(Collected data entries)
+ + +
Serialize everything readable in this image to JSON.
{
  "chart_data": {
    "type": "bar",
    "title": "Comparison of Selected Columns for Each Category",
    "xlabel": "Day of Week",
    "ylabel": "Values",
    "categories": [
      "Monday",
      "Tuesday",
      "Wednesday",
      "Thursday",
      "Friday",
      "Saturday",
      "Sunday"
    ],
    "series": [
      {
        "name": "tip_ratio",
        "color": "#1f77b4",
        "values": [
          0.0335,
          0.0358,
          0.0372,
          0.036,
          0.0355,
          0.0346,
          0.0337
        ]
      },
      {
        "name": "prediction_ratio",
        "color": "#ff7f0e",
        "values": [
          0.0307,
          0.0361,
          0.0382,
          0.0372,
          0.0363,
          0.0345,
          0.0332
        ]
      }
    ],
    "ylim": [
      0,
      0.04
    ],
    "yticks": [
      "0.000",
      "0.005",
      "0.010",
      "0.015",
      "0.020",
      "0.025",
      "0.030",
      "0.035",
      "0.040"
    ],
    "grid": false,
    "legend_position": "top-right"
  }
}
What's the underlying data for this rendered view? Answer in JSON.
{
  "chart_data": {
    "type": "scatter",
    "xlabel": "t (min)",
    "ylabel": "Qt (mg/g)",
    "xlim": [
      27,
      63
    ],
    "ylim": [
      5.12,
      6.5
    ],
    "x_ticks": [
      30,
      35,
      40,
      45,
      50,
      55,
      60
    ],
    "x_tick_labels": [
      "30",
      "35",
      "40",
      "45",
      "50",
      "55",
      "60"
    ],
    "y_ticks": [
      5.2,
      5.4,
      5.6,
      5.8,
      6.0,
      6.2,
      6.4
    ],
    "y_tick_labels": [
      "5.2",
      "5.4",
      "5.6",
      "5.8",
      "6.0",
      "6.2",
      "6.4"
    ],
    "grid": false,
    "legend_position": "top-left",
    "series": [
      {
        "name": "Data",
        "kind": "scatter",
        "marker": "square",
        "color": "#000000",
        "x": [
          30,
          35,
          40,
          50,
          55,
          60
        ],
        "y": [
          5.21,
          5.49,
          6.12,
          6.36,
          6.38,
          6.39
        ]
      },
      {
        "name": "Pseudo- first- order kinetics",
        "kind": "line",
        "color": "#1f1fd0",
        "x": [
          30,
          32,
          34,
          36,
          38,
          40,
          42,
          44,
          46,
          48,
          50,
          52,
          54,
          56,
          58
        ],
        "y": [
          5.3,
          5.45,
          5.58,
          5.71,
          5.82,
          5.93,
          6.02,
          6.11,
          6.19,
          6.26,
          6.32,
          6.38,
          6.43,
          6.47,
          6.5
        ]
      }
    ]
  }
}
+ + +
§ **Work to do**
Above are the records; retype every one exactly.

§ **Final result**
Serialize everything readable in this image to JSON.
{
  "chart_data": {
    "type": "bar",
    "title": "Comparison of Selected Columns for Each Category",
    "xlabel": "Day of Week",
    "ylabel": "Values",
    "categories": [
      "Monday",
      "Tuesday",
      "Wednesday",
      "Thursday",
      "Friday",
      "Saturday",
      "Sunday"
    ],
    "series": [
      {
        "name": "tip_ratio",
        "color": "#1f77b4",
        "values": [
          0.0335,
          0.0358,
          0.0372,
          0.036,
          0.0355,
          0.0346,
          0.0337
        ]
      },
      {
        "name": "prediction_ratio",
        "color": "#ff7f0e",
        "values": [
          0.0307,
          0.0361,
          0.0382,
          0.0372,
          0.0363,
          0.0345,
          0.0332
        ]
      }
    ],
    "ylim": [
      0,
      0.04
    ],
    "yticks": [
      "0.000",
      "0.005",
      "0.010",
      "0.015",
      "0.020",
      "0.025",
      "0.030",
      "0.035",
      "0.040"
    ],
    "grid": false,
    "legend_position": "top-right"
  }
}
What's the underlying data for this rendered view? Answer in JSON.
{
  "chart_data": {
    "type": "scatter",
    "xlabel": "t (min)",
    "ylabel": "Qt (mg/g)",
    "xlim": [
      27,
      63
    ],
    "ylim": [
      5.12,
      6.5
    ],
    "x_ticks": [
      30,
      35,
      40,
      45,
      50,
      55,
      60
    ],
    "x_tick_labels": [
      "30",
      "35",
      "40",
      "45",
      "50",
      "55",
      "60"
    ],
    "y_ticks": [
      5.2,
      5.4,
      5.6,
      5.8,
      6.0,
      6.2,
      6.4
    ],
    "y_tick_labels": [
      "5.2",
      "5.4",
      "5.6",
      "5.8",
      "6.0",
      "6.2",
      "6.4"
    ],
    "grid": false,
    "legend_position": "top-left",
    "series": [
      {
        "name": "Data",
        "kind": "scatter",
        "marker": "square",
        "color": "#000000",
        "x": [
          30,
          35,
          40,
          50,
          55,
          60
        ],
        "y": [
          5.21,
          5.49,
          6.12,
          6.36,
          6.38,
          6.39
        ]
      },
      {
        "name": "Pseudo- first- order kinetics",
        "kind": "line",
        "color": "#1f1fd0",
        "x": [
          30,
          32,
          34,
          36,
          38,
          40,
          42,
          44,
          46,
          48,
          50,
          52,
          54,
          56,
          58
        ],
        "y": [
          5.3,
          5.45,
          5.58,
          5.71,
          5.82,
          5.93,
          6.02,
          6.11,
          6.19,
          6.26,
          6.32,
          6.38,
          6.43,
          6.47,
          6.5
        ]
      }
    ]
  }
}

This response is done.